____ DOCUMENTO DE ORIGEM

Marco Haurélio, poeta popular, professor, folclorista e editor, escreve para o nosso clube de assinatura infantil sobre a história da literatura de cordel e sobre o cordel infantil. Confira!
A literatura de cordel despontou no Brasil no século XIX, nas gráficas rudimentares do Rio de Janeiro, pela voz do poeta potiguar João Sant’Ana de Maria, o Santaninha, rabequeiro e historiador popular, circulando entre o Ceará e a corte (Rio de Janeiro) ou fazendo escala no Recife, com muitos folhetos na bagagem, boa parte deles lançada pela Livraria Quaresma.
O romanceiro tradicional, do qual também deriva o cordel, com ligações anímicas com a Península Ibérica, trazia históricas trágicas de amor, em redondilha maior, e episódios da gesta de Carlos Magno, desde o início da colonização. E, em 1865, no Recife, dá-se a publicação de um folheto em quadras de autor anônimo, O testamento do macaco, chamando a atenção, pelo tom moralizante e ao mesmo tempo bem-humorado:
Tendo feito a diferentes
Animais seu testamento
Justo é que o do macaco
Empreenda neste momento.
Este folheto é parecido com outro, português, igualmente em quadras, O testamento do gallo, publicado em Lisboa quatro anos antes:
Já que estou em meu juízo
Testamento quero fazer
Para meus bens deixar
A quem melhor me parecer.

________
____ CONJUNTO DE REGISTROS

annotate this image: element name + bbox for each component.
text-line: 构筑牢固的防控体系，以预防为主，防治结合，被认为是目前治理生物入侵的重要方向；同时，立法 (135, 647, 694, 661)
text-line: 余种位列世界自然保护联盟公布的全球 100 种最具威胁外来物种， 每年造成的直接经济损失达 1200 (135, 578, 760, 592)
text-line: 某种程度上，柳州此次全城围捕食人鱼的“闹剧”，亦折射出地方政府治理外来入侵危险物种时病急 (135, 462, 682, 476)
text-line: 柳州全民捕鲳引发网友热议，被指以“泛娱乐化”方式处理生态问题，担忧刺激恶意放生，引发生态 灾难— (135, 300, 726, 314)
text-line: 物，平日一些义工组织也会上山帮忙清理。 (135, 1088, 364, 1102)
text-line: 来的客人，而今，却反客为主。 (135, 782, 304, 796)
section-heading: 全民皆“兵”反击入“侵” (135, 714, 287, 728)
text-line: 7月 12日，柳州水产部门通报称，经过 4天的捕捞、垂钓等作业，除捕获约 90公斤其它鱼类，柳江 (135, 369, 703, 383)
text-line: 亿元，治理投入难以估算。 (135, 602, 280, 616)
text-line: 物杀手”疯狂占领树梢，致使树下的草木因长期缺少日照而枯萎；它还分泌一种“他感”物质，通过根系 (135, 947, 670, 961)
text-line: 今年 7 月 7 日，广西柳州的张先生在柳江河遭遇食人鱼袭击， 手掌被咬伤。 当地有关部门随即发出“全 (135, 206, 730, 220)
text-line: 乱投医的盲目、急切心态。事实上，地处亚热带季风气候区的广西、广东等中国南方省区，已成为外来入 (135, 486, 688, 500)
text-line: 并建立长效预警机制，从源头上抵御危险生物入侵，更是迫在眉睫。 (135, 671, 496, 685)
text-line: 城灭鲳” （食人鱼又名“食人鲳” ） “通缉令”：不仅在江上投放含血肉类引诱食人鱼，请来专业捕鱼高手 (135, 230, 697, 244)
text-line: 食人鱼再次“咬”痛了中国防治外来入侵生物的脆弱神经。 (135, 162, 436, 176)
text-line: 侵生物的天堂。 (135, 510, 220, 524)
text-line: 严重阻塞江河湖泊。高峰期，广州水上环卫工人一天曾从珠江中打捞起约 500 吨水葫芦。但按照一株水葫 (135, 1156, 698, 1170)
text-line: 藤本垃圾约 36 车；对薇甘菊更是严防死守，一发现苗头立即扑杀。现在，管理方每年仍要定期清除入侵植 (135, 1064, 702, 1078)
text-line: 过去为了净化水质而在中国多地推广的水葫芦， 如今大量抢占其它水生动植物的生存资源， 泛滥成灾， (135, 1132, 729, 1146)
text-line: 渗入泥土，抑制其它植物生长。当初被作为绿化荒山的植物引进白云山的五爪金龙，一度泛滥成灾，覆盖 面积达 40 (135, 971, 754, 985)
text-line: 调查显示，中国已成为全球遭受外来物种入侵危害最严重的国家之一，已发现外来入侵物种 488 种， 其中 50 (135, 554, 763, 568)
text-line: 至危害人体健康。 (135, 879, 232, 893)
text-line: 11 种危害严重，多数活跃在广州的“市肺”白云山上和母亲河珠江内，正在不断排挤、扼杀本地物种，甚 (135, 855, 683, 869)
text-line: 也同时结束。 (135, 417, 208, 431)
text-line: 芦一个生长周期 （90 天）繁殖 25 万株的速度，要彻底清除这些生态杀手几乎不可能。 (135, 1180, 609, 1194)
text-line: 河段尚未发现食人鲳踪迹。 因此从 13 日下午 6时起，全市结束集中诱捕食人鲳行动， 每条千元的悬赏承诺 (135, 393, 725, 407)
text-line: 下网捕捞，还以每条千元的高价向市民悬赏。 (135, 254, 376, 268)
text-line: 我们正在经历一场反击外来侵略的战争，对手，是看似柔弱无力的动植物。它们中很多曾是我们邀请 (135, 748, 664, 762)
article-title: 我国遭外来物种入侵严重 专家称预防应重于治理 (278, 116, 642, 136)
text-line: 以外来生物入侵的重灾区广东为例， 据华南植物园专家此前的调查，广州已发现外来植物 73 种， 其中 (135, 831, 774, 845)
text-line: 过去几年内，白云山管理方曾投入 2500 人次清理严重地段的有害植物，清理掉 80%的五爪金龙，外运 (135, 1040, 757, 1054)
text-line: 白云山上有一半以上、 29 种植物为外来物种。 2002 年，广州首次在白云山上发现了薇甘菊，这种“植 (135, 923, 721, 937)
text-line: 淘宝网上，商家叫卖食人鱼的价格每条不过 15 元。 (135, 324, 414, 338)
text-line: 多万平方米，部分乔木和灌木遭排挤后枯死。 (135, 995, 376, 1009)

________

▶ **INSTRUÇÕES DO EXERCÍCIO**
A - Transcreva literalmente o trecho do texto sobre a literatura de cordel que começa nas palavras "Este folheto é" e termina depois de "melhor me parecer.".
B - Liste todas as ocupações que o texto sobre a literatura de cordel atribui a Marco Haurélio.

▶ **RESPOSTAS DAS TAREFAS**
A -
Este folheto é parecido com outro, português, igualmente em quadras, O testamento do gallo, publicado em Lisboa quatro anos antes:
Já que estou em meu juízo
Testamento quero fazer
Para meus bens deixar
A quem melhor me parecer.

B -
- poeta popular
- professor
- folclorista
- editor